_Record list_
>>
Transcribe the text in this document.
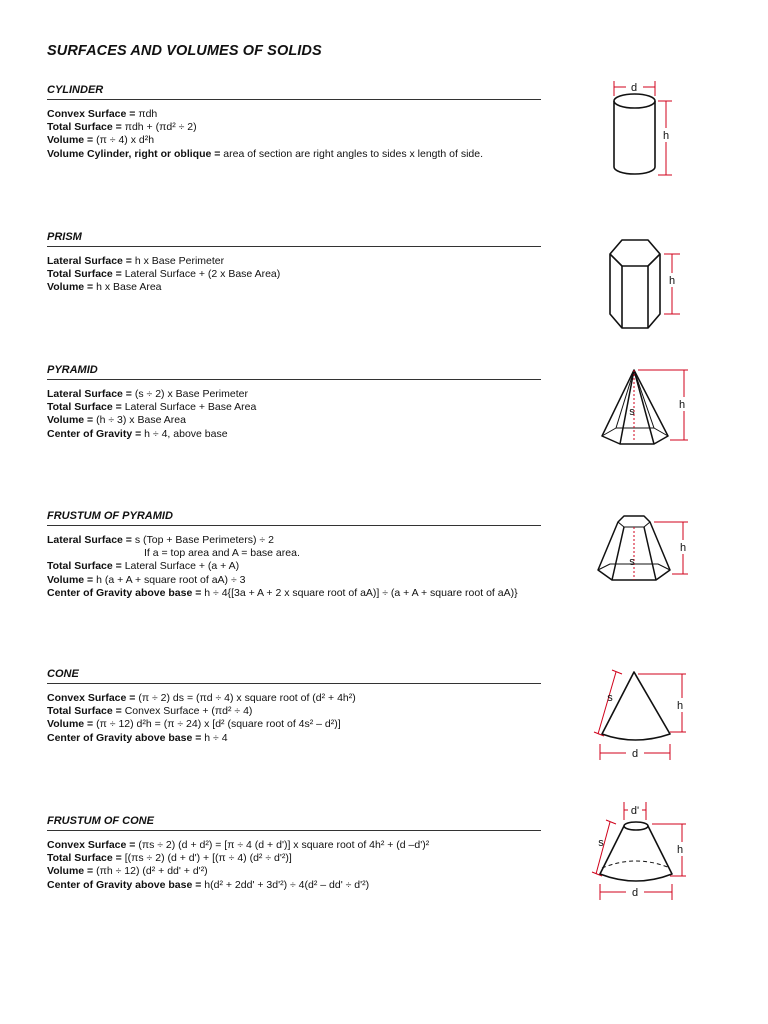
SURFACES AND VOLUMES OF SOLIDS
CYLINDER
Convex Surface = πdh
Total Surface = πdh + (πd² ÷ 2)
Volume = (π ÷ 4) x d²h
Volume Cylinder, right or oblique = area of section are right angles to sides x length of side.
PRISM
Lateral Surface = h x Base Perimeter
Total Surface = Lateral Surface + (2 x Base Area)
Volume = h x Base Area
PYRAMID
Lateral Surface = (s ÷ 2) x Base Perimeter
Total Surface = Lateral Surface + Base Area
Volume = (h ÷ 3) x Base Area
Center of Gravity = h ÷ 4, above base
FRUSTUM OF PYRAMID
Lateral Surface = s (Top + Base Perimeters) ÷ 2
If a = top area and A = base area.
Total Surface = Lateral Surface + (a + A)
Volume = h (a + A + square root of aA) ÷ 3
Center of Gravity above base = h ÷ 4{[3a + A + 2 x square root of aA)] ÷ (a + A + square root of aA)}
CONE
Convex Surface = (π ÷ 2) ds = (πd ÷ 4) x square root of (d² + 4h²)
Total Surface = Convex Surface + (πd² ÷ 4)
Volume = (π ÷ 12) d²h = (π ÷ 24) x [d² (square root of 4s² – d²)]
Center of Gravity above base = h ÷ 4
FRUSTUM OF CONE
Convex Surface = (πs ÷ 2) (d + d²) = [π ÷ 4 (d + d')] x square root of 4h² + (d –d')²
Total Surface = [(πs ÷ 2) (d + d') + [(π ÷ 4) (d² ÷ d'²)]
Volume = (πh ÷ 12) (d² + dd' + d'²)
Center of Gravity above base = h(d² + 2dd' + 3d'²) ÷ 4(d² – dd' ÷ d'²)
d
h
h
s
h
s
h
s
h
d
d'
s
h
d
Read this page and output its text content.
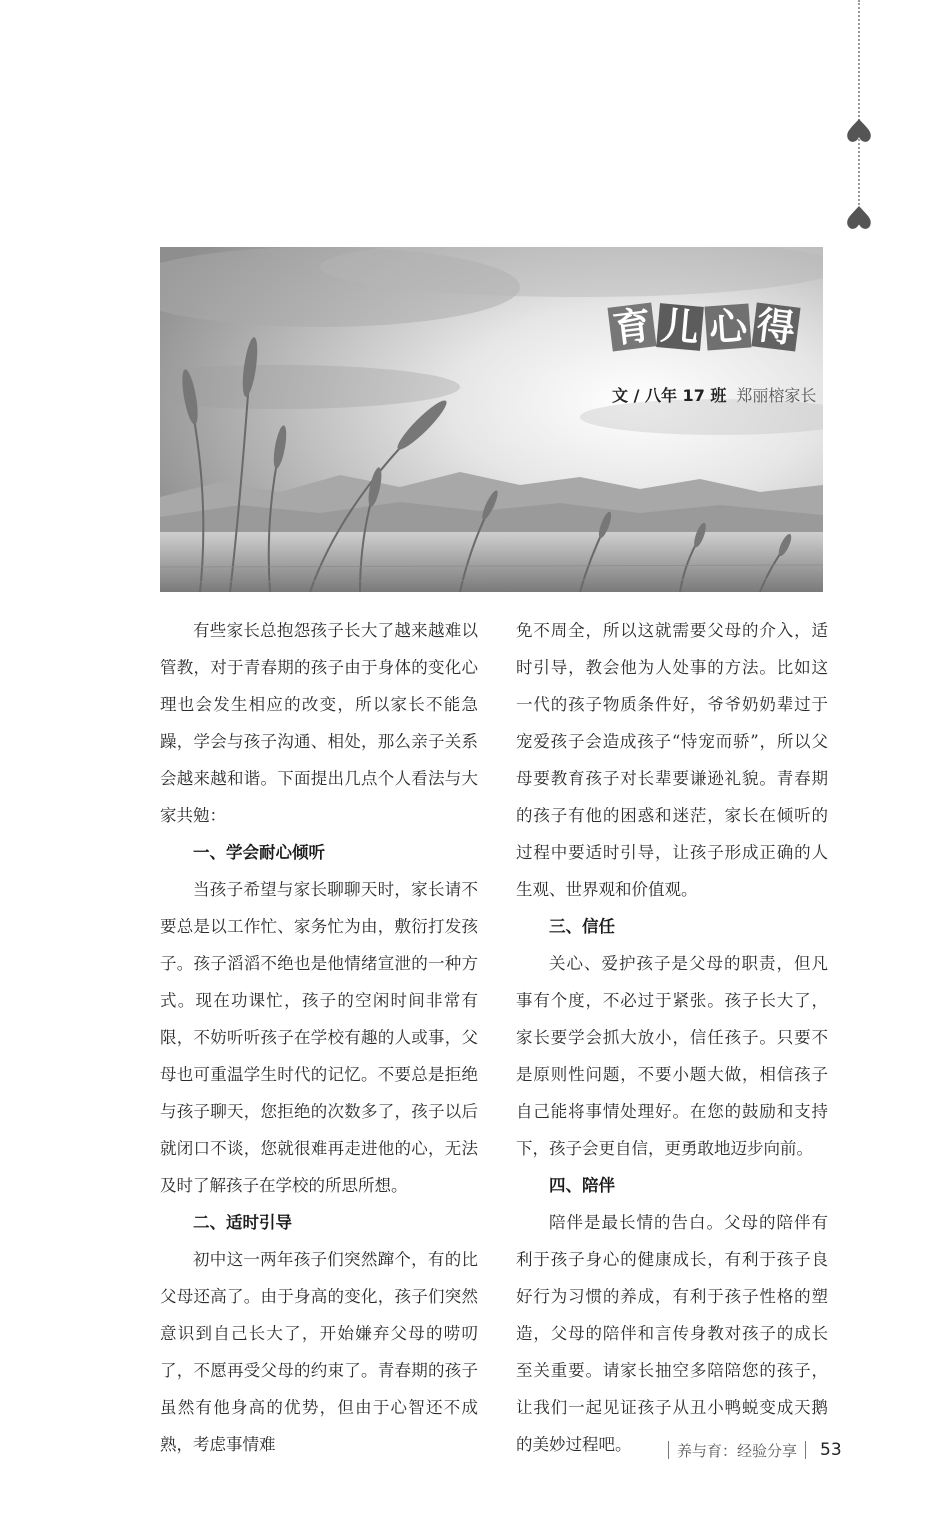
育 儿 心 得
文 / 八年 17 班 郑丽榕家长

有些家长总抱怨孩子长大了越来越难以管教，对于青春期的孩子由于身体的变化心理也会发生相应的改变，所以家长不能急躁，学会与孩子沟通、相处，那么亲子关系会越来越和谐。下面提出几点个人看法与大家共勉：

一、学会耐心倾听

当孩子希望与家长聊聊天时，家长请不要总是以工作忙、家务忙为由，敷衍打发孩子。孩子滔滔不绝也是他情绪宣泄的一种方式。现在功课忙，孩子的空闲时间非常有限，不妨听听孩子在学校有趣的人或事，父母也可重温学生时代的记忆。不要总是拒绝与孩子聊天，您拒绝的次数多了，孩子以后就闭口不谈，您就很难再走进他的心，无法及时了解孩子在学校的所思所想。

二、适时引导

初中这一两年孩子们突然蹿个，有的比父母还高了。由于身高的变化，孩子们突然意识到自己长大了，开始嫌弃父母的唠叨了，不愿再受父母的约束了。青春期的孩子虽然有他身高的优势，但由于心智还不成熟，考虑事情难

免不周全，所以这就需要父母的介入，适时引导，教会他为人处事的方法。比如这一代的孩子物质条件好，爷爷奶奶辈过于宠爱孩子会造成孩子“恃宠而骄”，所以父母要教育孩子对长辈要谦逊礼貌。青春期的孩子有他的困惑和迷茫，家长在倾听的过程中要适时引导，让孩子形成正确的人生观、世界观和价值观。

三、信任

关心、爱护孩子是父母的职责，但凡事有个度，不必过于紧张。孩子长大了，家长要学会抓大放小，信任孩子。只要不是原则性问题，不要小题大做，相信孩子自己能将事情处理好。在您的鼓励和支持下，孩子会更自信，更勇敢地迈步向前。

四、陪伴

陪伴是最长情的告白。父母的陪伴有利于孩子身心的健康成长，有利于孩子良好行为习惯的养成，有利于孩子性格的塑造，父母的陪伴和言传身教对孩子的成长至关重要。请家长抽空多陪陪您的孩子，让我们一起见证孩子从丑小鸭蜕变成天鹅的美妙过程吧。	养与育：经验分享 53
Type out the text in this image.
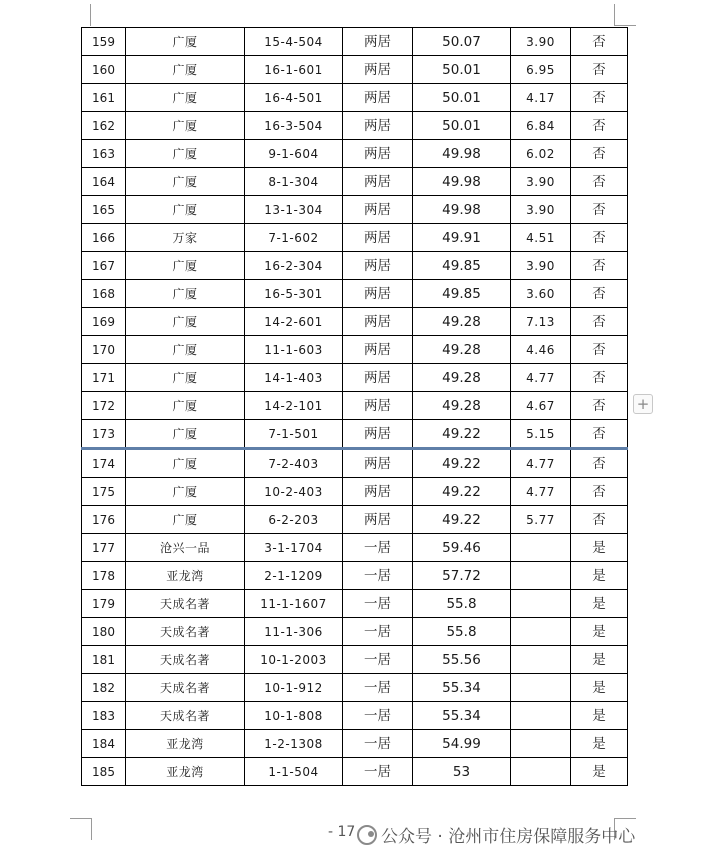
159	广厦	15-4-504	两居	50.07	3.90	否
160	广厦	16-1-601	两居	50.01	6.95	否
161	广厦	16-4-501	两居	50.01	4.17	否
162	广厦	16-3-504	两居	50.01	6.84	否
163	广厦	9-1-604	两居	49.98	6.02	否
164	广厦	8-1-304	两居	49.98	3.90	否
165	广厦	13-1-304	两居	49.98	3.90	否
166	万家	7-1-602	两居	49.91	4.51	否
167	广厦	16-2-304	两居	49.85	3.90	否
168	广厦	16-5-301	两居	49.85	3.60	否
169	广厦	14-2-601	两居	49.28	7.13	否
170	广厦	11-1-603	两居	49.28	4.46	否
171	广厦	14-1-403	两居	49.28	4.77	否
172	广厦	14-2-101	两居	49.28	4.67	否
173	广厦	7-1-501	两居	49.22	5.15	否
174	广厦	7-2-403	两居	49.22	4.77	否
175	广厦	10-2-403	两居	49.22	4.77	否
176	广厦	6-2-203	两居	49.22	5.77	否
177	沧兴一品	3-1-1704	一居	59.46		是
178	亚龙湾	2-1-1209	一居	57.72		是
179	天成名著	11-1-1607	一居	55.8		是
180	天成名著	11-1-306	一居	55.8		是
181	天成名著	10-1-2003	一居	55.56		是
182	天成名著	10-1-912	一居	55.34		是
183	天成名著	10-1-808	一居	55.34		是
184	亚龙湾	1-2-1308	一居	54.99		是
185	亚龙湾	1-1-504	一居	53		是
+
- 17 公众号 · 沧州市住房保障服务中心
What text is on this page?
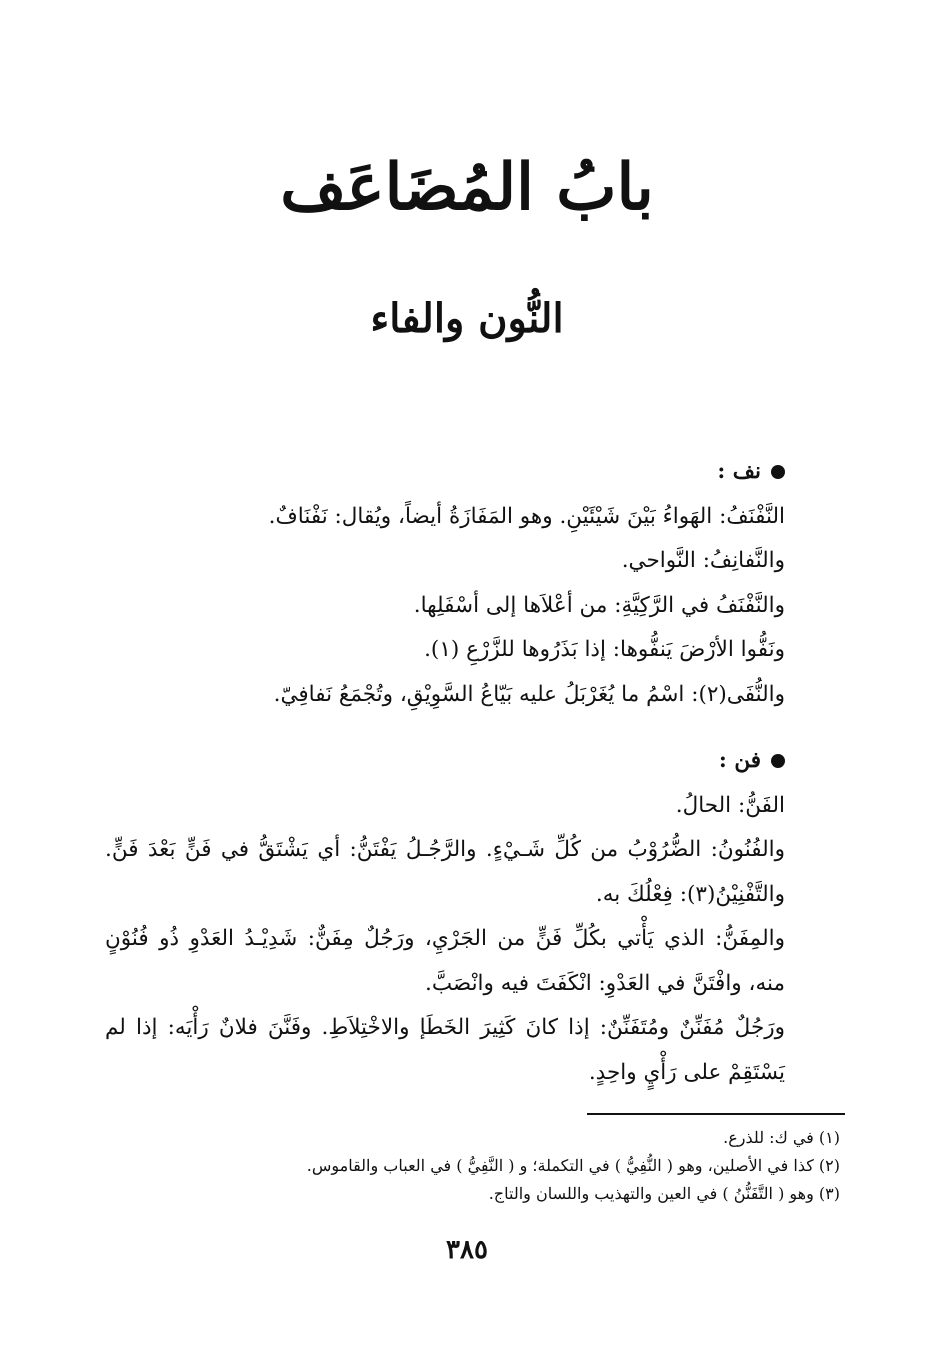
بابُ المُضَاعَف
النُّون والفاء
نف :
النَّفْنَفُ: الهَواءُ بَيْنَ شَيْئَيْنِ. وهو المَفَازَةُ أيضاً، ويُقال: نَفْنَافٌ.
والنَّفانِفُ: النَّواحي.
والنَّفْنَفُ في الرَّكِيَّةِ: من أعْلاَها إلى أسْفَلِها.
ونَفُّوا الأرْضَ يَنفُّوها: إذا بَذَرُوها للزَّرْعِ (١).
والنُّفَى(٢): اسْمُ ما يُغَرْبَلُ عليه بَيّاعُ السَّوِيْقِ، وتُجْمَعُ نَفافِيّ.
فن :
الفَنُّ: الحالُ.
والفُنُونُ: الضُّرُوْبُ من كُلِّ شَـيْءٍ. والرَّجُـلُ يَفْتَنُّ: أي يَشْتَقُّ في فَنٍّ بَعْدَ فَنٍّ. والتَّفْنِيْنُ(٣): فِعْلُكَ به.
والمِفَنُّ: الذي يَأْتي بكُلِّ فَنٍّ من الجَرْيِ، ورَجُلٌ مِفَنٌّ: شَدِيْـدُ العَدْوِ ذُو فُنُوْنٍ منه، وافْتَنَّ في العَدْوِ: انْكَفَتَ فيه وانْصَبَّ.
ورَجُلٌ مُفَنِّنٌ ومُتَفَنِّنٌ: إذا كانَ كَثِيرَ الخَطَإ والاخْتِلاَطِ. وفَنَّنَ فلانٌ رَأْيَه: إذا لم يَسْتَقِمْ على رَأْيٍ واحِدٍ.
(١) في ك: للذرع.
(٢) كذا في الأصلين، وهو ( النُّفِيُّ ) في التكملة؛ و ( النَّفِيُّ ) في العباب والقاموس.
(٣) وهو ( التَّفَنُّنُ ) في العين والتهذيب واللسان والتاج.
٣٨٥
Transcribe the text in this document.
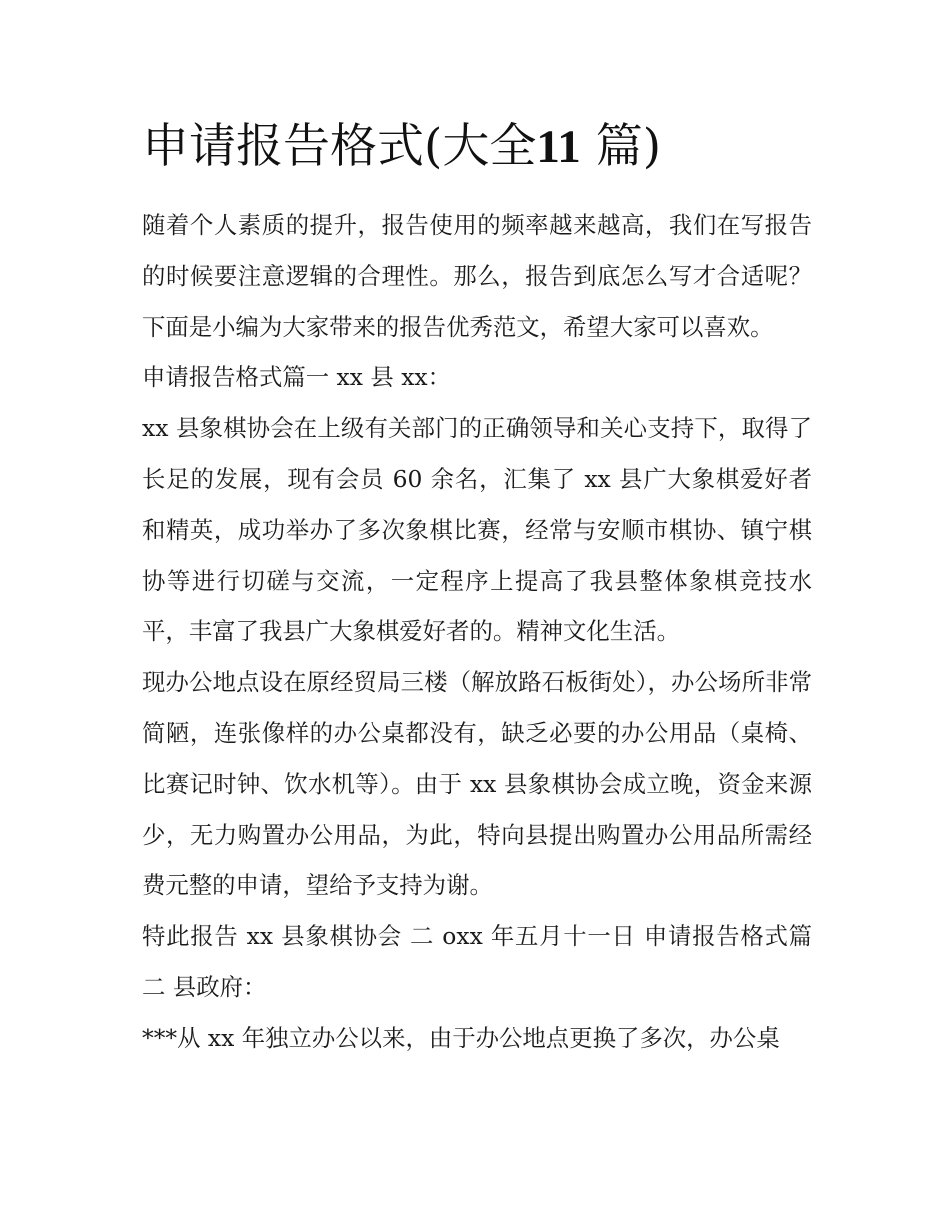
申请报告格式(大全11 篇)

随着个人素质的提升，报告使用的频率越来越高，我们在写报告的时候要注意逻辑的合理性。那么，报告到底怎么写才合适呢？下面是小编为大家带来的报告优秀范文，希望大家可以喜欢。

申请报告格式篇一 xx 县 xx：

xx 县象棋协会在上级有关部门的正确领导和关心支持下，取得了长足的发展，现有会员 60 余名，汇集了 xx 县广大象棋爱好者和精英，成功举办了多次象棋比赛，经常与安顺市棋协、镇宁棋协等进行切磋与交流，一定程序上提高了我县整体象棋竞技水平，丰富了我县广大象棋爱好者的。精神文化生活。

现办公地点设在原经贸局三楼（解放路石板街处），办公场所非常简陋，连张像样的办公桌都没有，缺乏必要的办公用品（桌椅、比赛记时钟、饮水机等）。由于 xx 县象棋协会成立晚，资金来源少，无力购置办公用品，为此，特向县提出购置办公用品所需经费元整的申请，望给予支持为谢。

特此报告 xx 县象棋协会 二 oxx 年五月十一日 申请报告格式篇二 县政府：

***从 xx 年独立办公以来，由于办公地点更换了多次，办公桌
<<
_Given instruction_
From the data, list each line in which the string "Total" appears.

_Result_
Total Surface = πdh + (πd² ÷ 2)
Total Surface = Lateral Surface + (2 x Base Area)
Total Surface = Lateral Surface + Base Area
Total Surface = Lateral Surface + (a + A)
Total Surface = Convex Surface + (πd² ÷ 4)
Total Surface = [(πs ÷ 2) (d + d') + [(π ÷ 4) (d² ÷ d'²)]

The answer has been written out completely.